Collection entries:
## start
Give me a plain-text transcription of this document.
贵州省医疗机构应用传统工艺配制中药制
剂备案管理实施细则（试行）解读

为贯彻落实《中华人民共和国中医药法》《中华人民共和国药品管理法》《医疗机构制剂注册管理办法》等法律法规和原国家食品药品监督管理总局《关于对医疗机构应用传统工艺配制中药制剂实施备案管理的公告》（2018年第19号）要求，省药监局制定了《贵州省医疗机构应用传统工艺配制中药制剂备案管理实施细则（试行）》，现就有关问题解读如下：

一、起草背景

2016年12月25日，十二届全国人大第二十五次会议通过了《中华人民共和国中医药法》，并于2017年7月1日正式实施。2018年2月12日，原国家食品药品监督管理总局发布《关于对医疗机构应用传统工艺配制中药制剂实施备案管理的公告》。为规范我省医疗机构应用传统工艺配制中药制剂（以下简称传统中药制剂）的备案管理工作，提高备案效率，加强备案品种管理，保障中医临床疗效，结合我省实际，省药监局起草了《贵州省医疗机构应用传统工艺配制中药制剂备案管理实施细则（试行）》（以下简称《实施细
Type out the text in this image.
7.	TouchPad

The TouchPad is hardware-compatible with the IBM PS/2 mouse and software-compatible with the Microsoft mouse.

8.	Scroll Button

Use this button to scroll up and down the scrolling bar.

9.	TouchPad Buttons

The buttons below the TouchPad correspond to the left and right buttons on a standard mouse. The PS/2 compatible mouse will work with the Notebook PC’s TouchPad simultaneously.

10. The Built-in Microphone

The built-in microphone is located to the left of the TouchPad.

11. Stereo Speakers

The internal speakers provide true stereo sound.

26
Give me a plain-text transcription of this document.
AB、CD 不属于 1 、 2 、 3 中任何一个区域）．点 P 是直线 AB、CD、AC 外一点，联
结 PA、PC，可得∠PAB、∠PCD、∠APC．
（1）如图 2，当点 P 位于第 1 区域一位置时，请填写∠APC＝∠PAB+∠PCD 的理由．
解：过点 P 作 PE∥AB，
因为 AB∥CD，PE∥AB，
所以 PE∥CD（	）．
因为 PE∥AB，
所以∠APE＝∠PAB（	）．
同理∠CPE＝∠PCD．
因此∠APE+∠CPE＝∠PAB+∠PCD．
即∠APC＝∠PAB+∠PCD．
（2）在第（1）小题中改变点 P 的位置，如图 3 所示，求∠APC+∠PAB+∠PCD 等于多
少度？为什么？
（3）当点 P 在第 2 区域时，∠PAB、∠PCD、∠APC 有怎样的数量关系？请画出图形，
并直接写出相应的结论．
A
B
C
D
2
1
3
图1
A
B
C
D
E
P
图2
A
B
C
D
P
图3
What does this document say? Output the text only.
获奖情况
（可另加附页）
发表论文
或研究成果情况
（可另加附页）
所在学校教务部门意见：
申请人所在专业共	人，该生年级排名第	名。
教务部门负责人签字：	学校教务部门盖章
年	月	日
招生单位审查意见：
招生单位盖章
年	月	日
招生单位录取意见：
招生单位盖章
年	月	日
## end
Repeat each record exactly. Omit nothing.

The solution:
Give me a plain-text transcription of this document.
贵州省医疗机构应用传统工艺配制中药制
剂备案管理实施细则（试行）解读

为贯彻落实《中华人民共和国中医药法》《中华人民共和国药品管理法》《医疗机构制剂注册管理办法》等法律法规和原国家食品药品监督管理总局《关于对医疗机构应用传统工艺配制中药制剂实施备案管理的公告》（2018年第19号）要求，省药监局制定了《贵州省医疗机构应用传统工艺配制中药制剂备案管理实施细则（试行）》，现就有关问题解读如下：

一、起草背景

2016年12月25日，十二届全国人大第二十五次会议通过了《中华人民共和国中医药法》，并于2017年7月1日正式实施。2018年2月12日，原国家食品药品监督管理总局发布《关于对医疗机构应用传统工艺配制中药制剂实施备案管理的公告》。为规范我省医疗机构应用传统工艺配制中药制剂（以下简称传统中药制剂）的备案管理工作，提高备案效率，加强备案品种管理，保障中医临床疗效，结合我省实际，省药监局起草了《贵州省医疗机构应用传统工艺配制中药制剂备案管理实施细则（试行）》（以下简称《实施细
Type out the text in this image.
7.	TouchPad

The TouchPad is hardware-compatible with the IBM PS/2 mouse and software-compatible with the Microsoft mouse.

8.	Scroll Button

Use this button to scroll up and down the scrolling bar.

9.	TouchPad Buttons

The buttons below the TouchPad correspond to the left and right buttons on a standard mouse. The PS/2 compatible mouse will work with the Notebook PC’s TouchPad simultaneously.

10. The Built-in Microphone

The built-in microphone is located to the left of the TouchPad.

11. Stereo Speakers

The internal speakers provide true stereo sound.

26
Give me a plain-text transcription of this document.
AB、CD 不属于 1 、 2 、 3 中任何一个区域）．点 P 是直线 AB、CD、AC 外一点，联
结 PA、PC，可得∠PAB、∠PCD、∠APC．
（1）如图 2，当点 P 位于第 1 区域一位置时，请填写∠APC＝∠PAB+∠PCD 的理由．
解：过点 P 作 PE∥AB，
因为 AB∥CD，PE∥AB，
所以 PE∥CD（	）．
因为 PE∥AB，
所以∠APE＝∠PAB（	）．
同理∠CPE＝∠PCD．
因此∠APE+∠CPE＝∠PAB+∠PCD．
即∠APC＝∠PAB+∠PCD．
（2）在第（1）小题中改变点 P 的位置，如图 3 所示，求∠APC+∠PAB+∠PCD 等于多
少度？为什么？
（3）当点 P 在第 2 区域时，∠PAB、∠PCD、∠APC 有怎样的数量关系？请画出图形，
并直接写出相应的结论．
A
B
C
D
2
1
3
图1
A
B
C
D
E
P
图2
A
B
C
D
P
图3
What does this document say? Output the text only.
获奖情况
（可另加附页）
发表论文
或研究成果情况
（可另加附页）
所在学校教务部门意见：
申请人所在专业共	人，该生年级排名第	名。
教务部门负责人签字：	学校教务部门盖章
年	月	日
招生单位审查意见：
招生单位盖章
年	月	日
招生单位录取意见：
招生单位盖章
年	月	日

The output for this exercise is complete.